EXERCISE | Please copy the passage on happiness and pleasure below word for word, in full, before turning to the material that follows it.

-- start TEXT PASSAGE --

The truth is it is no use putting off happiness for some future day, but the way is to enjoy your life all the time. The wise man does not bank only on a vague Heaven in the dim future. He relises that he can make his own Heaven for himself here, in this world, and now; and that the better Heaven he makes now, the better is he building for the future. So eventually he will enter into the true Heaven prepared for him - the haven of rest and peace and thanksgiving.

PLEASURE IS NOT HAPPINESS

Many people think that "pleasure" is the same thing as "happiness". That's where they take the wrong turning.

Pleasure is too often only a distraction. You may take pleasure in looking at a football match or a play, or in reading a good story, or in criticising your neighbours, or in over-eating, or getting drunk. But the effect is only temporary; it lasts but for a time. Indeed, in some cases the reaction is anything but pleasurable - there is the headache next morning!

Happiness is another thing, it sticks by you and fills your life. You find that Heaven is not just a vague something somewhere up in the sky, but is right here in this world, in your own heart and surroundings.

Arnold Bennett defined happiness as "satisfaction after full honest effort".

But there is more in happiness than that. For one thing, as he admits himself when he says that "almost any marriage is better than no marriage," there is intense happiness in the loving comradeship of a mate and the eager trustmg companionship of your children.

-- end TEXT PASSAGE --
-- start DATA PROVIDED --

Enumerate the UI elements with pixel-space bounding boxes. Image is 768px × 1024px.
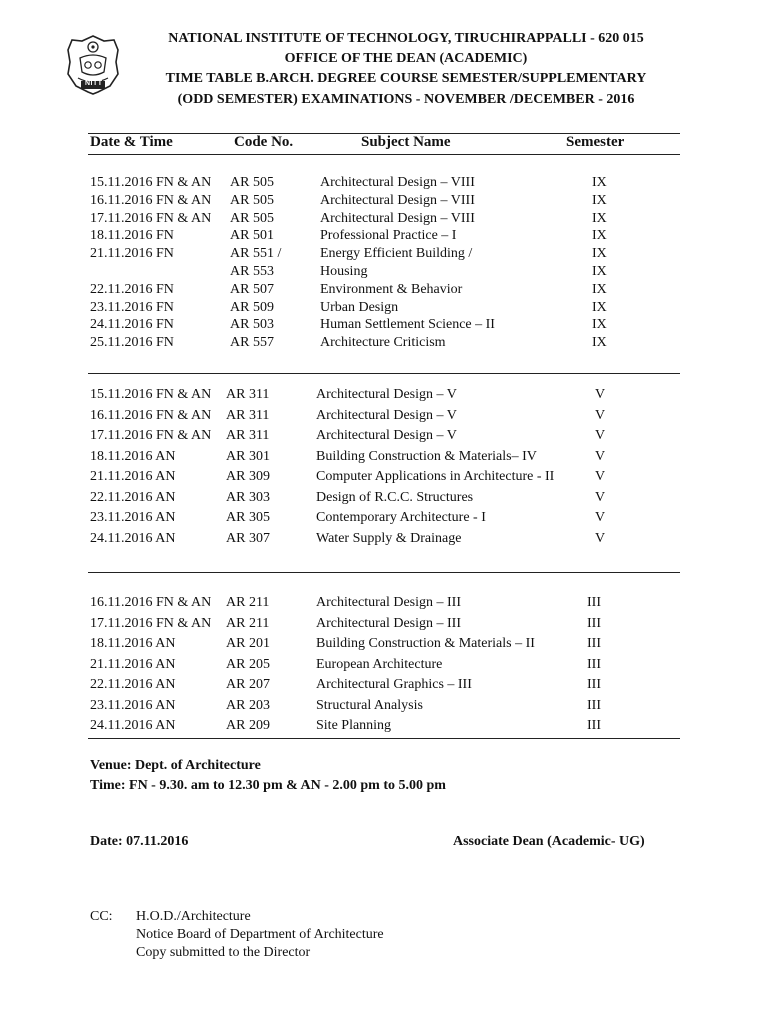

-- end DATA PROVIDED --

FULL RESPONSE |
The truth is it is no use putting off happiness for some future day, but the way is to enjoy your life all the time. The wise man does not bank only on a vague Heaven in the dim future. He relises that he can make his own Heaven for himself here, in this world, and now; and that the better Heaven he makes now, the better is he building for the future. So eventually he will enter into the true Heaven prepared for him - the haven of rest and peace and thanksgiving.

PLEASURE IS NOT HAPPINESS

Many people think that "pleasure" is the same thing as "happiness". That's where they take the wrong turning.

Pleasure is too often only a distraction. You may take pleasure in looking at a football match or a play, or in reading a good story, or in criticising your neighbours, or in over-eating, or getting drunk. But the effect is only temporary; it lasts but for a time. Indeed, in some cases the reaction is anything but pleasurable - there is the headache next morning!

Happiness is another thing, it sticks by you and fills your life. You find that Heaven is not just a vague something somewhere up in the sky, but is right here in this world, in your own heart and surroundings.

Arnold Bennett defined happiness as "satisfaction after full honest effort".

But there is more in happiness than that. For one thing, as he admits himself when he says that "almost any marriage is better than no marriage," there is intense happiness in the loving comradeship of a mate and the eager trustmg companionship of your children.